• _Excerpt provided_
=-=-=
Traditional, magical, & ancient designs tattooed in the simple old way using a single needle or thorn
Women tattooers have made marks upon the skin throughout time untraceable. Within the intimate space of homes or out in nature, these exchanges, between tattooer and receiver, are both deeply human and deeply mystical. The initiatory, healing, guiding, strengthening, or epiphanic nature of this ancient way of tattooing has as much to do with the love and intentions of those performing this ritual as it does with the symbols and marks themselves, often made using the simplest of tools, such as a sewing needle or thorn and soot.
Throughout my own journey of tattooing by hand using a single needle, which began in 2009 when I was taught this simple method by another woman tattooer, I have come to bow to this mysterious form of medicine in my own life and on my own skin, and on the skin of others. Most poignantly, I have witnessed, entirely unexpectedly, the ritual of tattooing as a passageway through and beyond dark night of the soul and other times of spiritual crisis. I have also witnessed, in my own tattoos, such functions as awakening to deeper soul memories or purpose, marking the threshold into a new stage of being or life, serving as reminders of core guiding truths, wisdom, or insights, and connecting to lineages of either the bloodline or soul. At the same time, brilliantly, these tattoos can function as pure beauty and adornment. Overall, I feel that conscious, heartfelt tattooing is a way of setting reminders into our precious, mortal bodies of our true identity as divine beings here to live a human life that is sacred. It is my belief that we all need help in getting there.
Image bottom left:
Victoria tattooing side-wrist of tattooee with sewing needle (wide band is an older tattoo already possessed by the tattooee)
Image top: drawings of Berber tattoos of North Africa, & traditional tattoo motifs of the Balkans.
Want to get a tattoo?
We'll chat over the phone or have a cup of tea and talk about what you have in mind.
Email me with a brief description of your idea and any images if you have them, and we'll go from there.
Frequently Asked Questions
What kind of tattoo designs are possible with this method?
Single needle tattooing is best suited to simple, geometric shapes and symbols. Circles, dots, lines, and repetitive motifs work best, and come to life in a magical way which cannot be replicated with the use of a tattoo machine. Subtle imperfections inherent to this old way mean that the tattoos really dance and are imbued with a personality that is distinct and unique. Conversely, large areas of fill-black, very thin curving lines, grey-tone shading, and picture based images are not well suited to this method of tattooing and are best done with a tattoo machine. For a first time poke tattoo, think about line bands, dots, crosses, runes, spirals, or astrological symbols.
Victoria does not tattoo lettering or script.
What colors of ink are possible?
Black (eventually turning a dark blue color in the skin when healed) India ink only.
How large of a tattoo is possible?
For a first time hand-poked tattoo, I recommend choosing a design no larger than 2"x2". Most tattoos within this size may be completed in one session, usually within 3 to 5 hours. Larger designs and projects are certainly possible and can be planned out over days, weeks or even months.
=-=-=
• _Given information_
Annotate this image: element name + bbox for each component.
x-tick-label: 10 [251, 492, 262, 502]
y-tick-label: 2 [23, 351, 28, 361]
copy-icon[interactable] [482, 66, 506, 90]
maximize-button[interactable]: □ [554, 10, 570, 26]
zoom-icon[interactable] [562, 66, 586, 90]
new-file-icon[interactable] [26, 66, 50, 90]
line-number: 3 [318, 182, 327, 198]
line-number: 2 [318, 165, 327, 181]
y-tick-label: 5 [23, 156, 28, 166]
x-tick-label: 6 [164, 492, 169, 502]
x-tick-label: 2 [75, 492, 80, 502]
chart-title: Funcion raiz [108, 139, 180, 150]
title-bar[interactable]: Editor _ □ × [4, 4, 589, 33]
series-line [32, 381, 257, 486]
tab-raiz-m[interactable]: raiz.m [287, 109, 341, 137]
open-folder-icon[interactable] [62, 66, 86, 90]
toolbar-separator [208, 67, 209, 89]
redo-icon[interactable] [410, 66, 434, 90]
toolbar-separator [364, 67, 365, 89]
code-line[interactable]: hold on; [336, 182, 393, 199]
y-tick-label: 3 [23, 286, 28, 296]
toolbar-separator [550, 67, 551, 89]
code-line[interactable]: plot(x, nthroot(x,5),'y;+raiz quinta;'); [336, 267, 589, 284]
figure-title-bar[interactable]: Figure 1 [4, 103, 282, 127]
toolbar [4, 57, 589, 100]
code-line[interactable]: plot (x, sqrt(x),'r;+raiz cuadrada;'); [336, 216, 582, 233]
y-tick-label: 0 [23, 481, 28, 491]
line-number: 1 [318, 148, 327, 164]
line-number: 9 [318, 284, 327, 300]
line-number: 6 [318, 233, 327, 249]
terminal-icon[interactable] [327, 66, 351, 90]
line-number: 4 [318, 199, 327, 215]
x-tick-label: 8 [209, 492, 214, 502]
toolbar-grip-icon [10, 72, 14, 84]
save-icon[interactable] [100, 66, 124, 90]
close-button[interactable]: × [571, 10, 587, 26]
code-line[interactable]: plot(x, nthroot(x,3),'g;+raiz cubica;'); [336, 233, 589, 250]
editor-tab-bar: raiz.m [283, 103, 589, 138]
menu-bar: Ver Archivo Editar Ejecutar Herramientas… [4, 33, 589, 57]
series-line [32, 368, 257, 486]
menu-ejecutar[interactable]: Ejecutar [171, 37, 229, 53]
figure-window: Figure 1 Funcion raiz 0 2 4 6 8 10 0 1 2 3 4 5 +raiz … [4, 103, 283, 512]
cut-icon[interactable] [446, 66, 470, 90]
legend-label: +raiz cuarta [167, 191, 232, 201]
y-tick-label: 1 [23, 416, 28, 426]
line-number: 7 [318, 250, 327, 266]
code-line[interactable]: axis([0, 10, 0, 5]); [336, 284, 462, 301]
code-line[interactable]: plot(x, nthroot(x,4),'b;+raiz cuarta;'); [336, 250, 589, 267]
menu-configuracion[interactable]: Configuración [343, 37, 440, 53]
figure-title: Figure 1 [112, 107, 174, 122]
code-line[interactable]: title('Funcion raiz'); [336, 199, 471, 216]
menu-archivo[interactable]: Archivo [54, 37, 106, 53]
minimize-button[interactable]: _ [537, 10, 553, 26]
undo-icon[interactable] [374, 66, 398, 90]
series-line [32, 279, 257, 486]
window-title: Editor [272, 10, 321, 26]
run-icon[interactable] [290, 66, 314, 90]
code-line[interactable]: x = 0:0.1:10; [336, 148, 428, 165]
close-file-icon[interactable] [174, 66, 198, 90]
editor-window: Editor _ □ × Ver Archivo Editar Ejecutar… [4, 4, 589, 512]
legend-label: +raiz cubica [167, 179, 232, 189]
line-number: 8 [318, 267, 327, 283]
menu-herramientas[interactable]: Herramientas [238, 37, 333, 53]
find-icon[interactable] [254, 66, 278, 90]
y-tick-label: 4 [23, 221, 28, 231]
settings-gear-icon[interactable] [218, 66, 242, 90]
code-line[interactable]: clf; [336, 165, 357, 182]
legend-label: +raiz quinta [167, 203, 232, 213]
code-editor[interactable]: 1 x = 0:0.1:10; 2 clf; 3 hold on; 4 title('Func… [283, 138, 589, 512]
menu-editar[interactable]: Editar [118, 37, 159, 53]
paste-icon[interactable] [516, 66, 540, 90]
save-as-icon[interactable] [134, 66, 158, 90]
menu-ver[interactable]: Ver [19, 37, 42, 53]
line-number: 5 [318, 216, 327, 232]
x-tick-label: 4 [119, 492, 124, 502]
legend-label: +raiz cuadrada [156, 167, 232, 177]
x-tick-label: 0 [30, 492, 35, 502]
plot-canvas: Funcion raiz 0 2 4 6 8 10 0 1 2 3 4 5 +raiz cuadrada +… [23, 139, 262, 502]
=-=-=
• _What you will do_
A – List the designs that the hand-poked tattoo page suggests for a first-time poke tattoo.
B – On the hand-poked tattoo page, what is the largest design size recommended for a first hand-poked tattoo?
C – Echo everything from "What colors of" down to "tattoo is possible?" in the hand-poked tattoo page.

• _Outputs in order_
A –
Line bands
Dots
Crosses
Runes
Spirals
Astrological symbols

B – No larger than 2"x2".

C –
What colors of ink are possible?
Black (eventually turning a dark blue color in the skin when healed) India ink only.
How large of a tattoo is possible?